BRIEF
Copy out all the entries exactly.

SOURCE MATERIAL

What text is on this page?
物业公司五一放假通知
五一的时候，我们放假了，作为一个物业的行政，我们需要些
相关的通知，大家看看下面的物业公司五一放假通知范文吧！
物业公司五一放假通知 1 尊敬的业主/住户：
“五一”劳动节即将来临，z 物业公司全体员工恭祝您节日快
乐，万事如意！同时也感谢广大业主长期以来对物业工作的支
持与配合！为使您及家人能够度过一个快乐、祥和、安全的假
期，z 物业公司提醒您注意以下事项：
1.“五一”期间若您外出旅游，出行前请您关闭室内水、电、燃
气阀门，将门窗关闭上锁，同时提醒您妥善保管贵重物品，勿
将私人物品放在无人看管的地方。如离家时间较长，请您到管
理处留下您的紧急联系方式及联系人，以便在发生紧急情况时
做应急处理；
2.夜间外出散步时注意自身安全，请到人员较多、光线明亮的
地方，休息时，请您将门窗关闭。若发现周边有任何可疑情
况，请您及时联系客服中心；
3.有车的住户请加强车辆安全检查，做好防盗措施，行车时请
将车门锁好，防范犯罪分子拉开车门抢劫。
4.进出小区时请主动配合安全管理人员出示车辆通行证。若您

RESULT
What text is on this page?
物业公司五一放假通知
五一的时候，我们放假了，作为一个物业的行政，我们需要些
相关的通知，大家看看下面的物业公司五一放假通知范文吧！
物业公司五一放假通知 1 尊敬的业主/住户：
“五一”劳动节即将来临，z 物业公司全体员工恭祝您节日快
乐，万事如意！同时也感谢广大业主长期以来对物业工作的支
持与配合！为使您及家人能够度过一个快乐、祥和、安全的假
期，z 物业公司提醒您注意以下事项：
1.“五一”期间若您外出旅游，出行前请您关闭室内水、电、燃
气阀门，将门窗关闭上锁，同时提醒您妥善保管贵重物品，勿
将私人物品放在无人看管的地方。如离家时间较长，请您到管
理处留下您的紧急联系方式及联系人，以便在发生紧急情况时
做应急处理；
2.夜间外出散步时注意自身安全，请到人员较多、光线明亮的
地方，休息时，请您将门窗关闭。若发现周边有任何可疑情
况，请您及时联系客服中心；
3.有车的住户请加强车辆安全检查，做好防盗措施，行车时请
将车门锁好，防范犯罪分子拉开车门抢劫。
4.进出小区时请主动配合安全管理人员出示车辆通行证。若您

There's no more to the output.